● **AIM OF THE TASK**: Exactly how many lines have the word "Hydrostatic"? Answer with the bare number.

● **DATASET RECORDS**:
####################

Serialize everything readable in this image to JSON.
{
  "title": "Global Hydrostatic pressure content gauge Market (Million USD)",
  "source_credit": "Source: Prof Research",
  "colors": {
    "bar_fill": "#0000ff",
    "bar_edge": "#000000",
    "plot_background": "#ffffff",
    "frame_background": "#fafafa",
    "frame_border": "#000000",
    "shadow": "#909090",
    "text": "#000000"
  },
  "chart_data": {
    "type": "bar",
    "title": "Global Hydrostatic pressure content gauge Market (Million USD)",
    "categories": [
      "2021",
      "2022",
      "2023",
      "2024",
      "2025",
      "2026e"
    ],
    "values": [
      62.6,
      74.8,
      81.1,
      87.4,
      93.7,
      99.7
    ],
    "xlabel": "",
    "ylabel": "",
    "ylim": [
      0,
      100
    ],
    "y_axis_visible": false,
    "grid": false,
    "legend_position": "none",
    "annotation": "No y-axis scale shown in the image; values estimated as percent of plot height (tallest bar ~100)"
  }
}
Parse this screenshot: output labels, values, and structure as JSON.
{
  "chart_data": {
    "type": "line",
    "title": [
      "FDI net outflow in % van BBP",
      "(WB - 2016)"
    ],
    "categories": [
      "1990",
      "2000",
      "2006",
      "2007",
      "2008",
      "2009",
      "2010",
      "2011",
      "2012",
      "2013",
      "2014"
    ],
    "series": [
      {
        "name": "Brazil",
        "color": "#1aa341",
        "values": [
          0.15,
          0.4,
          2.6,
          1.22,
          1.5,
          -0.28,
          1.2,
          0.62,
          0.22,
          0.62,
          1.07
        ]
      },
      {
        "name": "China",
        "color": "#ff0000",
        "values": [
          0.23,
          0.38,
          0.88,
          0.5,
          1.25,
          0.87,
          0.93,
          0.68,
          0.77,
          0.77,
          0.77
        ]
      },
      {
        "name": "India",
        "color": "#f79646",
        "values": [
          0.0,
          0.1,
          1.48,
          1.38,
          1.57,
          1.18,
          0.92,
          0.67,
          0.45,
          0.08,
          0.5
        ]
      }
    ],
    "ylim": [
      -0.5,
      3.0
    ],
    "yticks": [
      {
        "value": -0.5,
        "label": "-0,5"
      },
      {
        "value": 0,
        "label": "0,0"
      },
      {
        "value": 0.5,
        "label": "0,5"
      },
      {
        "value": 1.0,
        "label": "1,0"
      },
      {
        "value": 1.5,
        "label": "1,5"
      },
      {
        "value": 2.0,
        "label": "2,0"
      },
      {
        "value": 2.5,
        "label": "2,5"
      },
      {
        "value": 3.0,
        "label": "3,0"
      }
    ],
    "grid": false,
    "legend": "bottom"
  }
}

####################

● **FINAL ANSWER**: 2